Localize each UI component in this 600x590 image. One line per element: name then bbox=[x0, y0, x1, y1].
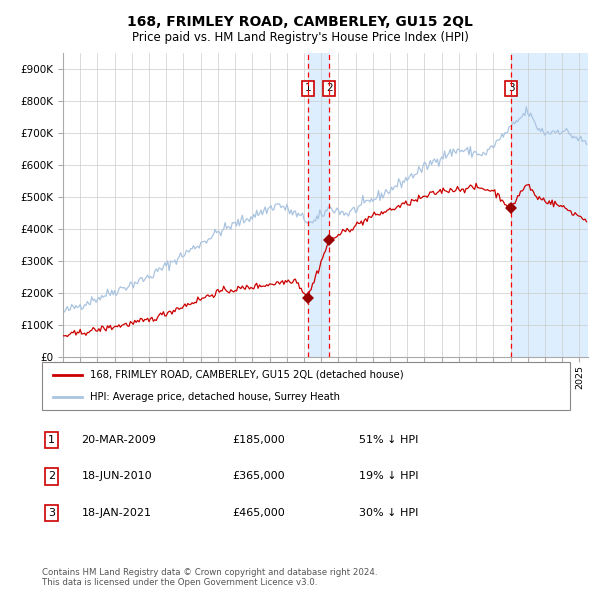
Text: £465,000: £465,000 bbox=[232, 508, 285, 517]
Text: Contains HM Land Registry data © Crown copyright and database right 2024.
This d: Contains HM Land Registry data © Crown c… bbox=[42, 568, 377, 587]
Text: 2: 2 bbox=[326, 83, 332, 93]
Text: Price paid vs. HM Land Registry's House Price Index (HPI): Price paid vs. HM Land Registry's House … bbox=[131, 31, 469, 44]
FancyBboxPatch shape bbox=[42, 362, 570, 410]
Text: 20-MAR-2009: 20-MAR-2009 bbox=[82, 435, 157, 445]
Text: 2: 2 bbox=[48, 471, 55, 481]
Text: 3: 3 bbox=[508, 83, 515, 93]
Bar bbox=[511, 53, 588, 357]
Text: 51% ↓ HPI: 51% ↓ HPI bbox=[359, 435, 418, 445]
Text: £185,000: £185,000 bbox=[232, 435, 285, 445]
Text: 18-JUN-2010: 18-JUN-2010 bbox=[82, 471, 152, 481]
Text: 168, FRIMLEY ROAD, CAMBERLEY, GU15 2QL (detached house): 168, FRIMLEY ROAD, CAMBERLEY, GU15 2QL (… bbox=[89, 370, 403, 380]
Text: 30% ↓ HPI: 30% ↓ HPI bbox=[359, 508, 418, 517]
Text: 1: 1 bbox=[304, 83, 311, 93]
Bar bbox=[308, 53, 329, 357]
Text: HPI: Average price, detached house, Surrey Heath: HPI: Average price, detached house, Surr… bbox=[89, 392, 340, 402]
Text: 19% ↓ HPI: 19% ↓ HPI bbox=[359, 471, 418, 481]
Text: 3: 3 bbox=[48, 508, 55, 517]
Text: £365,000: £365,000 bbox=[232, 471, 285, 481]
Text: 18-JAN-2021: 18-JAN-2021 bbox=[82, 508, 152, 517]
Text: 168, FRIMLEY ROAD, CAMBERLEY, GU15 2QL: 168, FRIMLEY ROAD, CAMBERLEY, GU15 2QL bbox=[127, 15, 473, 29]
Text: 1: 1 bbox=[48, 435, 55, 445]
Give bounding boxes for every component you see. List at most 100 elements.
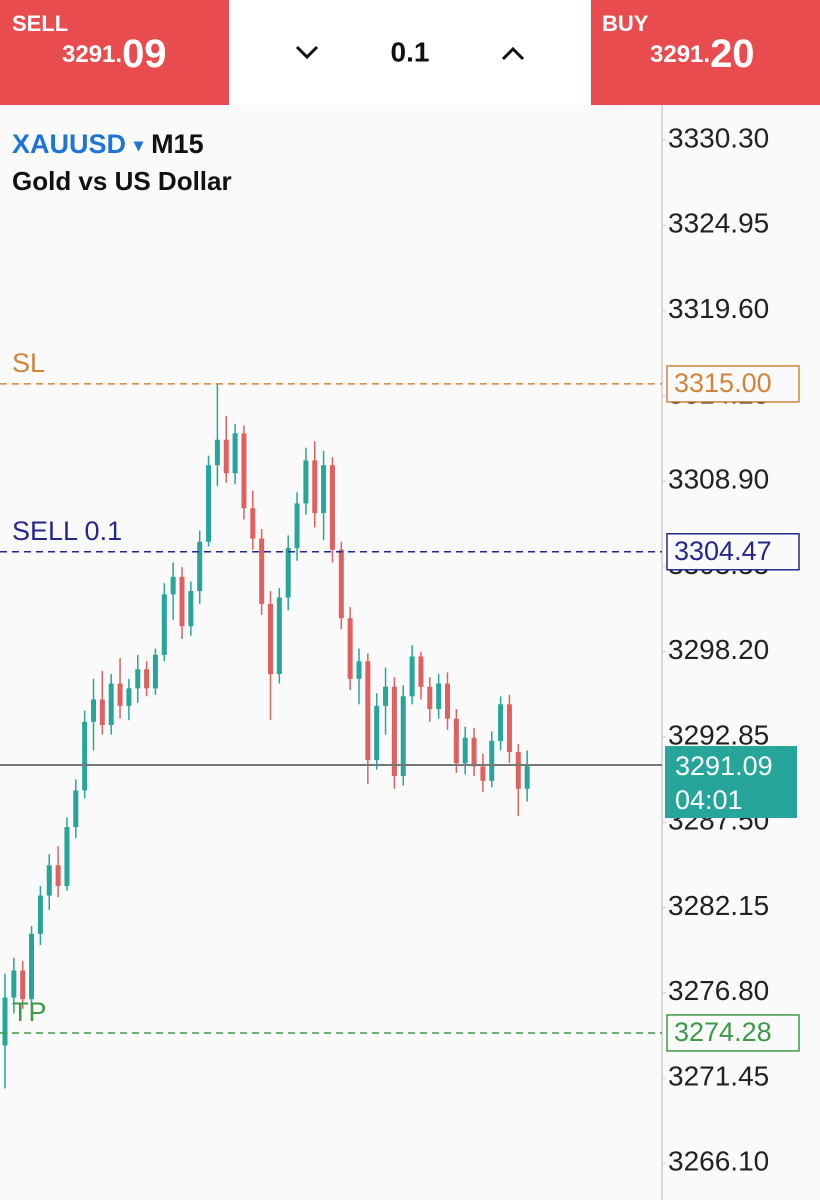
candle-body — [188, 591, 194, 627]
candle-body — [374, 705, 380, 761]
candle-body — [347, 618, 353, 679]
candle-body — [489, 740, 495, 781]
y-tick-label: 3271.45 — [668, 1060, 769, 1091]
volume-increase[interactable] — [501, 46, 525, 61]
candle-body — [391, 686, 397, 777]
description: Gold vs US Dollar — [12, 166, 232, 196]
candle-body — [471, 737, 477, 767]
candle-body — [179, 576, 185, 627]
candle-body — [356, 661, 362, 679]
countdown: 04:01 — [675, 785, 743, 815]
y-tick-label: 3266.10 — [668, 1146, 769, 1177]
y-tick-label: 3308.90 — [668, 464, 769, 495]
current-price-box — [665, 746, 797, 819]
current-price-label: 3291.09 — [675, 751, 773, 781]
volume-decrease[interactable] — [295, 45, 319, 60]
candle-body — [73, 790, 79, 828]
candle-body — [409, 656, 415, 697]
candle-body — [144, 669, 150, 689]
sell-label: SELL — [12, 11, 68, 36]
y-tick-label: 3319.60 — [668, 293, 769, 324]
candle-body — [294, 503, 300, 549]
price-line-name: SL — [12, 348, 45, 378]
candle-body — [82, 721, 88, 791]
candle-body — [480, 766, 486, 781]
y-tick-label: 3298.20 — [668, 634, 769, 665]
candle-body — [117, 683, 123, 706]
candle-body — [321, 465, 327, 514]
price-line-label: 3304.47 — [674, 536, 772, 566]
volume-value[interactable]: 0.1 — [391, 36, 430, 67]
candle-body — [250, 508, 256, 539]
candle-body — [197, 541, 203, 592]
candle-body — [338, 549, 344, 619]
candle-body — [232, 433, 238, 474]
buy-button[interactable] — [591, 0, 820, 105]
price-line-label: 3274.28 — [674, 1017, 772, 1047]
candle-body — [268, 603, 273, 675]
price-line-box — [666, 533, 800, 571]
price-line-name: TP — [12, 997, 47, 1027]
candle-body — [365, 661, 371, 761]
candle-body — [285, 548, 291, 598]
candle-body — [445, 683, 450, 719]
y-tick-label: 3292.85 — [668, 719, 769, 750]
candle-body — [418, 656, 424, 687]
candle-body — [170, 576, 176, 595]
candle-body — [46, 865, 52, 896]
candle-body — [161, 594, 167, 655]
buy-price-main: 3291. — [650, 41, 710, 68]
sell-button[interactable] — [0, 0, 229, 105]
candle-body — [206, 465, 212, 542]
y-tick-label: 3276.80 — [668, 975, 769, 1006]
candle-body — [303, 460, 309, 504]
candle-body — [436, 683, 442, 710]
candle-body — [241, 433, 247, 509]
symbol[interactable]: XAUUSD — [12, 129, 126, 159]
candle-body — [29, 933, 35, 1000]
price-line-box — [666, 1014, 800, 1052]
candle-body — [427, 686, 433, 710]
y-tick-label: 3324.95 — [668, 208, 769, 239]
candle-body — [506, 704, 512, 753]
candle-body — [20, 970, 26, 1000]
y-tick-label: 3330.30 — [668, 122, 769, 153]
symbol-dropdown[interactable]: ▾ — [133, 135, 144, 155]
sell-price: 3291.09 — [62, 32, 167, 76]
sell-price-main: 3291. — [62, 41, 122, 68]
y-tick-label: 3282.15 — [668, 890, 769, 921]
timeframe[interactable]: M15 — [151, 129, 204, 159]
candle-body — [99, 699, 105, 726]
price-line-label: 3315.00 — [674, 368, 772, 398]
candle-body — [312, 460, 318, 514]
buy-price-big: 20 — [710, 32, 755, 76]
candle-body — [524, 765, 530, 789]
candle-body — [64, 827, 70, 887]
sell-price-big: 09 — [122, 32, 167, 76]
candle-body — [515, 752, 521, 789]
plot: 3330.303324.953319.603314.253308.903303.… — [0, 122, 800, 1177]
price-line-name: SELL 0.1 — [12, 516, 122, 546]
candle-body — [462, 737, 468, 764]
candle-body — [383, 686, 389, 706]
candle-body — [2, 997, 8, 1046]
candle-body — [214, 439, 220, 466]
candle-body — [91, 699, 96, 722]
buy-price: 3291.20 — [650, 32, 755, 76]
candle-body — [108, 683, 114, 726]
symbol-line: XAUUSD ▾ M15 — [12, 129, 204, 159]
candle-body — [400, 696, 406, 777]
candle-body — [329, 465, 335, 550]
candle-body — [135, 669, 141, 689]
candle-body — [126, 688, 132, 706]
candle-body — [152, 654, 158, 689]
buy-label: BUY — [602, 11, 649, 36]
price-line-box — [666, 365, 800, 403]
candle-body — [55, 865, 61, 887]
candle-body — [276, 597, 282, 675]
candle-body — [259, 538, 265, 604]
volume-panel — [229, 0, 591, 105]
candle-body — [37, 895, 43, 934]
----
### Stated task
Count the lines in the records that contain the string "FRIMLEY", matching case exactly. Give only the number.

### Answer to the exercise
2